● Task directions
Wherever "para" appears in a line, list that line.

(Dataset items)

────────────────────

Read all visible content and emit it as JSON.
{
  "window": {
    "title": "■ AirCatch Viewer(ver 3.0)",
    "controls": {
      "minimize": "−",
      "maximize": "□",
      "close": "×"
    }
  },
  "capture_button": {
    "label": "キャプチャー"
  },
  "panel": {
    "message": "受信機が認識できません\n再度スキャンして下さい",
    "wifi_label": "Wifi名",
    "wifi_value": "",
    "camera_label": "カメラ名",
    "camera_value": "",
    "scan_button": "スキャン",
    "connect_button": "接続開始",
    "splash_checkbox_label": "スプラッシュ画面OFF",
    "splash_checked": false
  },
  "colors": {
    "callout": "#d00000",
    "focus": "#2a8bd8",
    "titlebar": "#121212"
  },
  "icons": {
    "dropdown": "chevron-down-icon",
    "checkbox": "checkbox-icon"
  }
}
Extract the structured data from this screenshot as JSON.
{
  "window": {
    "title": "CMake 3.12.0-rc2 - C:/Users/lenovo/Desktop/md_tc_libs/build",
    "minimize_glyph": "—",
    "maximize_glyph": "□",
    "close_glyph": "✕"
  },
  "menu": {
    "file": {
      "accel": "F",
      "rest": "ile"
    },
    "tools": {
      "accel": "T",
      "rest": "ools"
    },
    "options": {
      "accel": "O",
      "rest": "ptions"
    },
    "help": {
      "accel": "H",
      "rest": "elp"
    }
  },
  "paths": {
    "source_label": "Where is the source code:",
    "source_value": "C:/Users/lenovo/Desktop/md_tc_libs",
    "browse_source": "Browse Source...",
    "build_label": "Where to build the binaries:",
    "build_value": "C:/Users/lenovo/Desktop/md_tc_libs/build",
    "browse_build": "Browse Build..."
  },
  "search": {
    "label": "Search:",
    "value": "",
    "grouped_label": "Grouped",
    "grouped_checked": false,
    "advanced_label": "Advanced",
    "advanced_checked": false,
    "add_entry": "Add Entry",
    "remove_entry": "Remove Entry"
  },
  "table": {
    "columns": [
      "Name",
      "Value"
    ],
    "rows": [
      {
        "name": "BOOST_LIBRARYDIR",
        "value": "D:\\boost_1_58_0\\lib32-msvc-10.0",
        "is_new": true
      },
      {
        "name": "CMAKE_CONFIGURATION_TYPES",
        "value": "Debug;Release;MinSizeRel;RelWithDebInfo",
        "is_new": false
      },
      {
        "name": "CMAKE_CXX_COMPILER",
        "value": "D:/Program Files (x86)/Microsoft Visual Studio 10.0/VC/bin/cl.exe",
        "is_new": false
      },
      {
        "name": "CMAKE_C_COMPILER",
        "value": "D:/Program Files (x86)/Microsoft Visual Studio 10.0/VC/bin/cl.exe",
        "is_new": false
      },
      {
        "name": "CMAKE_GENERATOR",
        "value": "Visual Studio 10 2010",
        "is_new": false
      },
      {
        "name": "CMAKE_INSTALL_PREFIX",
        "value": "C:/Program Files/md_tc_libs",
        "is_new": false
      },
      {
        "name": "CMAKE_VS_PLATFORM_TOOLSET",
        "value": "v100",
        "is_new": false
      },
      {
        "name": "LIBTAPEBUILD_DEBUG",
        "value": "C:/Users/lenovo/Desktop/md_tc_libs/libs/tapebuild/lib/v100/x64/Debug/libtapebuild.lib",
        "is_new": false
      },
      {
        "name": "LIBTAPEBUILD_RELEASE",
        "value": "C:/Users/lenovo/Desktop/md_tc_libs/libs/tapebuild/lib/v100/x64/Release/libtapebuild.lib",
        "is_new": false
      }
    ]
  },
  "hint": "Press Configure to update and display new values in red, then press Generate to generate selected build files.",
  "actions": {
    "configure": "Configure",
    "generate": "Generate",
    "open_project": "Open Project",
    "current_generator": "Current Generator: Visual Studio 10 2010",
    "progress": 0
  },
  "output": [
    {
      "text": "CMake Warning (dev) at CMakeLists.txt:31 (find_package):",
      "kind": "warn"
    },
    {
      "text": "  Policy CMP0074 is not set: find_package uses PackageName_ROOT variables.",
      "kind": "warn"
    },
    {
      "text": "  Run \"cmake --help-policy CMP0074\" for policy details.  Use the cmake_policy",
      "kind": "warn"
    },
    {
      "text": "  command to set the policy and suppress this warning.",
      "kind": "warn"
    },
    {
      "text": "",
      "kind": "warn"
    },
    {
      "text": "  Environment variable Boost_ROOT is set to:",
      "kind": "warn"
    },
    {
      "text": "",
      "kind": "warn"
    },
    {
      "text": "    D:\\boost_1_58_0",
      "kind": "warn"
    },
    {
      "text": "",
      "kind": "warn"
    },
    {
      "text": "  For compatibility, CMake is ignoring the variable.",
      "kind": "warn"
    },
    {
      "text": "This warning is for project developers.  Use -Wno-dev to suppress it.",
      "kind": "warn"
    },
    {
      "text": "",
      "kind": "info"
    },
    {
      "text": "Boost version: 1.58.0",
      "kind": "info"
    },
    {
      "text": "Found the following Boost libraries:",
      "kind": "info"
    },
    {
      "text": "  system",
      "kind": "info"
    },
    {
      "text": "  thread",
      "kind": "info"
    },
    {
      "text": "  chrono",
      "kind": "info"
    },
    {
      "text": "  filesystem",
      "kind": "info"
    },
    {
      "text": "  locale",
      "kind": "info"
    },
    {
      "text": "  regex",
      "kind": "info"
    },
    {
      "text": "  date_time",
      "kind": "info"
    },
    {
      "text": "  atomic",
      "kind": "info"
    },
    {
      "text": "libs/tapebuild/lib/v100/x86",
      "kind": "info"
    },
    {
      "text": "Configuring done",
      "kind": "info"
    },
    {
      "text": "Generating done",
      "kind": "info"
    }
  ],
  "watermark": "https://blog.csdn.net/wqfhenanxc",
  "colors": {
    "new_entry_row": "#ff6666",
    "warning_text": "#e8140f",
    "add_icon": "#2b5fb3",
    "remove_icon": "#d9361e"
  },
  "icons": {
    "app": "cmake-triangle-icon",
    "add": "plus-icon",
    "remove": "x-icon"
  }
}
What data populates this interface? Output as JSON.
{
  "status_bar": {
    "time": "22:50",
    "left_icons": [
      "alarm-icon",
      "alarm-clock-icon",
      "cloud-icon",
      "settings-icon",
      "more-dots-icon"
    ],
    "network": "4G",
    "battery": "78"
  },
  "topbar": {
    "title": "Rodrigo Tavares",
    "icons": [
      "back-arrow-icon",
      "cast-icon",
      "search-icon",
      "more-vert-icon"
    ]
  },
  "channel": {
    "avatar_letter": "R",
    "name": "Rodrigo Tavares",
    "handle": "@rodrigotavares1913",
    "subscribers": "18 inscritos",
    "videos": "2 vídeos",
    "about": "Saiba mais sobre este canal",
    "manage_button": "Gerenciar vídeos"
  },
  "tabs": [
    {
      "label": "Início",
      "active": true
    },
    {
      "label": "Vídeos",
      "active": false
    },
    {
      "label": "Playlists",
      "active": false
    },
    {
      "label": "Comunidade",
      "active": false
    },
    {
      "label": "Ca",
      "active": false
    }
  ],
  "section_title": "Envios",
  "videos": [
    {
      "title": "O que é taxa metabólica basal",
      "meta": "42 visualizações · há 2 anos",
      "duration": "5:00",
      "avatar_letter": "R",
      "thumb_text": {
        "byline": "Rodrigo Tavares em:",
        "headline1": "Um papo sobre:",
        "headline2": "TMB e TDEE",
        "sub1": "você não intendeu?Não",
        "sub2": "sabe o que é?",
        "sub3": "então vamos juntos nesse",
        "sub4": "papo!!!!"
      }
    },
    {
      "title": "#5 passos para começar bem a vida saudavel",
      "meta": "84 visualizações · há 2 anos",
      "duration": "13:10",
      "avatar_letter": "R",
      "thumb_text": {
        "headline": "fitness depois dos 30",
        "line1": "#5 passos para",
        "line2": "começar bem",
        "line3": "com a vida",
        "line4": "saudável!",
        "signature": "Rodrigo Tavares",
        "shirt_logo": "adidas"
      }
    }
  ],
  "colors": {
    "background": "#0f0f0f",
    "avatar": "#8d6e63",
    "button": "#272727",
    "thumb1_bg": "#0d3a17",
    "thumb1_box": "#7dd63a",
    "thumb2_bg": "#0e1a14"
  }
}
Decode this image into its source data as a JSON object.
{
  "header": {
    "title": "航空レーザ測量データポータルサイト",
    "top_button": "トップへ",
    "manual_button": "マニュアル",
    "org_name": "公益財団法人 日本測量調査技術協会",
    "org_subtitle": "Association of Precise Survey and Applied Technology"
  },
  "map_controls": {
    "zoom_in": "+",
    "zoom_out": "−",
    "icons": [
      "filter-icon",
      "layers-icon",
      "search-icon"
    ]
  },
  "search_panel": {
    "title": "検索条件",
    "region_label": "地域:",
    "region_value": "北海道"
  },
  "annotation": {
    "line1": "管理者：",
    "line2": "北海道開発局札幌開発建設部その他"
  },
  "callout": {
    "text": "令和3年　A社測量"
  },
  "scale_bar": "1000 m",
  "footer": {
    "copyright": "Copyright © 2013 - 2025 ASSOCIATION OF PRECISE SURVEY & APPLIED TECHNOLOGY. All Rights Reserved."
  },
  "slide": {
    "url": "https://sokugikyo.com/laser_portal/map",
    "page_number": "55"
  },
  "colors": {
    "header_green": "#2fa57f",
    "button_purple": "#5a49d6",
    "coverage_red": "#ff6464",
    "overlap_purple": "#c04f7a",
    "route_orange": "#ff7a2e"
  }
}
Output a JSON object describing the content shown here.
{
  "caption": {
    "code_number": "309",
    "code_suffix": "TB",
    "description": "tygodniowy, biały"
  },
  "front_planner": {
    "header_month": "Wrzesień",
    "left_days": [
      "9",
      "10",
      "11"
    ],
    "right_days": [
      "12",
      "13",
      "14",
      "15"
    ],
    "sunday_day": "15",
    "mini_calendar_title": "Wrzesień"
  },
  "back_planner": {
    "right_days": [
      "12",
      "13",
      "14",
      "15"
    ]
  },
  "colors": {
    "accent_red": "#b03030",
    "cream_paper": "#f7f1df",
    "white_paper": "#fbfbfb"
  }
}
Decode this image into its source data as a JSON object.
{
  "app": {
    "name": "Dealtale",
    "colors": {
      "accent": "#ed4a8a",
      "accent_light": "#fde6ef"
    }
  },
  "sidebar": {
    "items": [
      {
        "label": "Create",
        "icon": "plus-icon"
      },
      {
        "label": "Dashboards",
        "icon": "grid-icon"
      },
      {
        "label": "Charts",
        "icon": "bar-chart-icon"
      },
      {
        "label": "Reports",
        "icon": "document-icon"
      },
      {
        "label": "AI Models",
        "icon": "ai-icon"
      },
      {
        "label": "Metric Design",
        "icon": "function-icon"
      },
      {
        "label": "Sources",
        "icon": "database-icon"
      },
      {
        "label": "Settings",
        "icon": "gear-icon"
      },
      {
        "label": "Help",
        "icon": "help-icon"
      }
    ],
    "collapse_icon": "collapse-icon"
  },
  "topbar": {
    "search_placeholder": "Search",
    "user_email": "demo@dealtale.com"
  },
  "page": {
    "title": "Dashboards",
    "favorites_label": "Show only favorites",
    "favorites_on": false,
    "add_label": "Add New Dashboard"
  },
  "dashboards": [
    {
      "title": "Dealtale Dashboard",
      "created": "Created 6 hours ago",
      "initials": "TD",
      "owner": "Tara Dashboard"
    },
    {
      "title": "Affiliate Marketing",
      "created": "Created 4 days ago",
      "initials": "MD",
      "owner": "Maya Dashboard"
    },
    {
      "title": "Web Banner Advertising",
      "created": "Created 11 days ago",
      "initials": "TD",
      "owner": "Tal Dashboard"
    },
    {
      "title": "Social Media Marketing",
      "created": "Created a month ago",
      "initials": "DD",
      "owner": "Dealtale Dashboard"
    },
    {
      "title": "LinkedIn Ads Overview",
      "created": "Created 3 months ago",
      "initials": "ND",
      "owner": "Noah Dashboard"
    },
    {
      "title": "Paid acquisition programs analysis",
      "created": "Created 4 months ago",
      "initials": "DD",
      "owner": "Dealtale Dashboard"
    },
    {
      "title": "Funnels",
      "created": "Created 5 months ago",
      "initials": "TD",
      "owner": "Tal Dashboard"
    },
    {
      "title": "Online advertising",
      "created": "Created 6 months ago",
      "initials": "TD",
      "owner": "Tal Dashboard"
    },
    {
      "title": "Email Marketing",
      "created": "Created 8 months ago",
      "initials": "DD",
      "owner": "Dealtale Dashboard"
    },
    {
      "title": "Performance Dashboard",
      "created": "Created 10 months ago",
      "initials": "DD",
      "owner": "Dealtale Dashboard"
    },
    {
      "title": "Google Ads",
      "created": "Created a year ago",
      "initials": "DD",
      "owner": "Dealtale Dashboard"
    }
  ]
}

────────────────────

● Complete output
      "title": "#5 passos para começar bem a vida saudavel",
        "line1": "#5 passos para",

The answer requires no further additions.